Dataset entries
==*==

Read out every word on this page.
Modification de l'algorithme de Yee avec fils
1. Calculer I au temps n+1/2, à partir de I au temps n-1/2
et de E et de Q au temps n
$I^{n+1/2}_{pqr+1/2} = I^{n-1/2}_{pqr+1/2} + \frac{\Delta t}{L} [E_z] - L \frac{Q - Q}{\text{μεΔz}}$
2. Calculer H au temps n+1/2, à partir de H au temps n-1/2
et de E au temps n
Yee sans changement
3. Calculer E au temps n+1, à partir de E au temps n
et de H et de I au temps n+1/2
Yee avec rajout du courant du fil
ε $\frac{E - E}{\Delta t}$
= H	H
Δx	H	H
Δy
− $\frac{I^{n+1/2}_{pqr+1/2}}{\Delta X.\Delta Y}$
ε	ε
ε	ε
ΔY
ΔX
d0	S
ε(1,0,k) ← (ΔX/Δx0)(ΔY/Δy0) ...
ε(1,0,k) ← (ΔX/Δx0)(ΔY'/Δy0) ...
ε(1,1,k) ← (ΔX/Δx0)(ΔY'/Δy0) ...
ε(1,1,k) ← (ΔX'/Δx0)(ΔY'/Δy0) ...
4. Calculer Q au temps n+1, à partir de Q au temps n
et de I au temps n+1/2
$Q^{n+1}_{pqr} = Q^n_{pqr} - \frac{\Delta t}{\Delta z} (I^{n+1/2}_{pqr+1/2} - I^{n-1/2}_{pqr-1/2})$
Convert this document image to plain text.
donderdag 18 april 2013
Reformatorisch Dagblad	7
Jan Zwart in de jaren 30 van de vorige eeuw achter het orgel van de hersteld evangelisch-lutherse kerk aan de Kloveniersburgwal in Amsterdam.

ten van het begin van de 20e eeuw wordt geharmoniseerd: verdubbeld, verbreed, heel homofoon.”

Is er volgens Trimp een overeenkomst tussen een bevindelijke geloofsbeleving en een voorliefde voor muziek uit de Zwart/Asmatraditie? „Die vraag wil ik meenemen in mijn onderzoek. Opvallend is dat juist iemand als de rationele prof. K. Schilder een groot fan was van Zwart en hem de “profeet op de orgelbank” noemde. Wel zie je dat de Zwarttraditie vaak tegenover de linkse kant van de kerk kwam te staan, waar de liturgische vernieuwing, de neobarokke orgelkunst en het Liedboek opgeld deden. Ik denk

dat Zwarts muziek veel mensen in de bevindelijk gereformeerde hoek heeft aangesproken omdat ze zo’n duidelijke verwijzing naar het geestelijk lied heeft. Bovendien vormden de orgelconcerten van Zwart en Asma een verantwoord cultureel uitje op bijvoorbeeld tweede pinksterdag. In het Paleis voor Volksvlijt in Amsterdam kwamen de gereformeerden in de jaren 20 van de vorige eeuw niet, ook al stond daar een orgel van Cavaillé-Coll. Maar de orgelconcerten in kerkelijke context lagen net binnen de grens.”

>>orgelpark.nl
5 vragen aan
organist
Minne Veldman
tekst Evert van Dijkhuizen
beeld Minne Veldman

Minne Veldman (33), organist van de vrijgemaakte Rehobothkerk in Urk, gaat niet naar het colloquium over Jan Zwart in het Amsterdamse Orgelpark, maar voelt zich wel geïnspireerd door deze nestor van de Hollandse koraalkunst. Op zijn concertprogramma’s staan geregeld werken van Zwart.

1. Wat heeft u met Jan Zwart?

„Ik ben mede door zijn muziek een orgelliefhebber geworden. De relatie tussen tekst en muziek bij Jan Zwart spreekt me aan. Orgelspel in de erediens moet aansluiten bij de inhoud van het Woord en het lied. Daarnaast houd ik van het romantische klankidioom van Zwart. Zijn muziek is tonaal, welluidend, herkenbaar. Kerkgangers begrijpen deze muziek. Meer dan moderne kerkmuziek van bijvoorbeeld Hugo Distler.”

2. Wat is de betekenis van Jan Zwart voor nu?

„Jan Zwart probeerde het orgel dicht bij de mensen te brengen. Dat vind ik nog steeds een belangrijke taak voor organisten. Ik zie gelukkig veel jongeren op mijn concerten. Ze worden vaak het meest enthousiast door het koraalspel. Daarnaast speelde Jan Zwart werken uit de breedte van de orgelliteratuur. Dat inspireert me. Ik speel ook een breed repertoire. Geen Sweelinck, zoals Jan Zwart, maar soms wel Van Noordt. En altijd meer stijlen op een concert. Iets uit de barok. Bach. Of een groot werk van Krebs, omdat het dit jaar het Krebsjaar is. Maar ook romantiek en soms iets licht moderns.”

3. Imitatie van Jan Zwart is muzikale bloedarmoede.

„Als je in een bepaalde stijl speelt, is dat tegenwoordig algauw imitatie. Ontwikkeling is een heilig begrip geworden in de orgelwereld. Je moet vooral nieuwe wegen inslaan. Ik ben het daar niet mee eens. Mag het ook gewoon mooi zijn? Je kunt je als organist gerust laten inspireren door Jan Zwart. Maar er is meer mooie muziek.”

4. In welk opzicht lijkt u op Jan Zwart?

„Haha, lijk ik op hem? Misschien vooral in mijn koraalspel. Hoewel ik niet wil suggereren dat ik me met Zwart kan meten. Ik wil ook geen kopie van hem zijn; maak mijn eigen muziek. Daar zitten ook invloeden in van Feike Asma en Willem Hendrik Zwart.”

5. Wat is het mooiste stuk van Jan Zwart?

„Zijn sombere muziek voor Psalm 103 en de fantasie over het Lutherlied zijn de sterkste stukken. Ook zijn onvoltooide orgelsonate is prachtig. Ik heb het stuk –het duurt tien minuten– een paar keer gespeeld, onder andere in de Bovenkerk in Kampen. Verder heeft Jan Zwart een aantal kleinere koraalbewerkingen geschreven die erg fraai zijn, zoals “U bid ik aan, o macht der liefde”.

==*==

• [Written problem]
Make an exact copy of the data above.

• [Expected answer]
Read out every word on this page.
Modification de l'algorithme de Yee avec fils
1. Calculer I au temps n+1/2, à partir de I au temps n-1/2
et de E et de Q au temps n
$I^{n+1/2}_{pqr+1/2} = I^{n-1/2}_{pqr+1/2} + \frac{\Delta t}{L} [E_z] - L \frac{Q - Q}{\text{μεΔz}}$
2. Calculer H au temps n+1/2, à partir de H au temps n-1/2
et de E au temps n
Yee sans changement
3. Calculer E au temps n+1, à partir de E au temps n
et de H et de I au temps n+1/2
Yee avec rajout du courant du fil
ε $\frac{E - E}{\Delta t}$
= H	H
Δx	H	H
Δy
− $\frac{I^{n+1/2}_{pqr+1/2}}{\Delta X.\Delta Y}$
ε	ε
ε	ε
ΔY
ΔX
d0	S
ε(1,0,k) ← (ΔX/Δx0)(ΔY/Δy0) ...
ε(1,0,k) ← (ΔX/Δx0)(ΔY'/Δy0) ...
ε(1,1,k) ← (ΔX/Δx0)(ΔY'/Δy0) ...
ε(1,1,k) ← (ΔX'/Δx0)(ΔY'/Δy0) ...
4. Calculer Q au temps n+1, à partir de Q au temps n
et de I au temps n+1/2
$Q^{n+1}_{pqr} = Q^n_{pqr} - \frac{\Delta t}{\Delta z} (I^{n+1/2}_{pqr+1/2} - I^{n-1/2}_{pqr-1/2})$
Convert this document image to plain text.
donderdag 18 april 2013
Reformatorisch Dagblad	7
Jan Zwart in de jaren 30 van de vorige eeuw achter het orgel van de hersteld evangelisch-lutherse kerk aan de Kloveniersburgwal in Amsterdam.

ten van het begin van de 20e eeuw wordt geharmoniseerd: verdubbeld, verbreed, heel homofoon.”

Is er volgens Trimp een overeenkomst tussen een bevindelijke geloofsbeleving en een voorliefde voor muziek uit de Zwart/Asmatraditie? „Die vraag wil ik meenemen in mijn onderzoek. Opvallend is dat juist iemand als de rationele prof. K. Schilder een groot fan was van Zwart en hem de “profeet op de orgelbank” noemde. Wel zie je dat de Zwarttraditie vaak tegenover de linkse kant van de kerk kwam te staan, waar de liturgische vernieuwing, de neobarokke orgelkunst en het Liedboek opgeld deden. Ik denk

dat Zwarts muziek veel mensen in de bevindelijk gereformeerde hoek heeft aangesproken omdat ze zo’n duidelijke verwijzing naar het geestelijk lied heeft. Bovendien vormden de orgelconcerten van Zwart en Asma een verantwoord cultureel uitje op bijvoorbeeld tweede pinksterdag. In het Paleis voor Volksvlijt in Amsterdam kwamen de gereformeerden in de jaren 20 van de vorige eeuw niet, ook al stond daar een orgel van Cavaillé-Coll. Maar de orgelconcerten in kerkelijke context lagen net binnen de grens.”

>>orgelpark.nl
5 vragen aan
organist
Minne Veldman
tekst Evert van Dijkhuizen
beeld Minne Veldman

Minne Veldman (33), organist van de vrijgemaakte Rehobothkerk in Urk, gaat niet naar het colloquium over Jan Zwart in het Amsterdamse Orgelpark, maar voelt zich wel geïnspireerd door deze nestor van de Hollandse koraalkunst. Op zijn concertprogramma’s staan geregeld werken van Zwart.

1. Wat heeft u met Jan Zwart?

„Ik ben mede door zijn muziek een orgelliefhebber geworden. De relatie tussen tekst en muziek bij Jan Zwart spreekt me aan. Orgelspel in de erediens moet aansluiten bij de inhoud van het Woord en het lied. Daarnaast houd ik van het romantische klankidioom van Zwart. Zijn muziek is tonaal, welluidend, herkenbaar. Kerkgangers begrijpen deze muziek. Meer dan moderne kerkmuziek van bijvoorbeeld Hugo Distler.”

2. Wat is de betekenis van Jan Zwart voor nu?

„Jan Zwart probeerde het orgel dicht bij de mensen te brengen. Dat vind ik nog steeds een belangrijke taak voor organisten. Ik zie gelukkig veel jongeren op mijn concerten. Ze worden vaak het meest enthousiast door het koraalspel. Daarnaast speelde Jan Zwart werken uit de breedte van de orgelliteratuur. Dat inspireert me. Ik speel ook een breed repertoire. Geen Sweelinck, zoals Jan Zwart, maar soms wel Van Noordt. En altijd meer stijlen op een concert. Iets uit de barok. Bach. Of een groot werk van Krebs, omdat het dit jaar het Krebsjaar is. Maar ook romantiek en soms iets licht moderns.”

3. Imitatie van Jan Zwart is muzikale bloedarmoede.

„Als je in een bepaalde stijl speelt, is dat tegenwoordig algauw imitatie. Ontwikkeling is een heilig begrip geworden in de orgelwereld. Je moet vooral nieuwe wegen inslaan. Ik ben het daar niet mee eens. Mag het ook gewoon mooi zijn? Je kunt je als organist gerust laten inspireren door Jan Zwart. Maar er is meer mooie muziek.”

4. In welk opzicht lijkt u op Jan Zwart?

„Haha, lijk ik op hem? Misschien vooral in mijn koraalspel. Hoewel ik niet wil suggereren dat ik me met Zwart kan meten. Ik wil ook geen kopie van hem zijn; maak mijn eigen muziek. Daar zitten ook invloeden in van Feike Asma en Willem Hendrik Zwart.”

5. Wat is het mooiste stuk van Jan Zwart?

„Zijn sombere muziek voor Psalm 103 en de fantasie over het Lutherlied zijn de sterkste stukken. Ook zijn onvoltooide orgelsonate is prachtig. Ik heb het stuk –het duurt tien minuten– een paar keer gespeeld, onder andere in de Bovenkerk in Kampen. Verder heeft Jan Zwart een aantal kleinere koraalbewerkingen geschreven die erg fraai zijn, zoals “U bid ik aan, o macht der liefde”.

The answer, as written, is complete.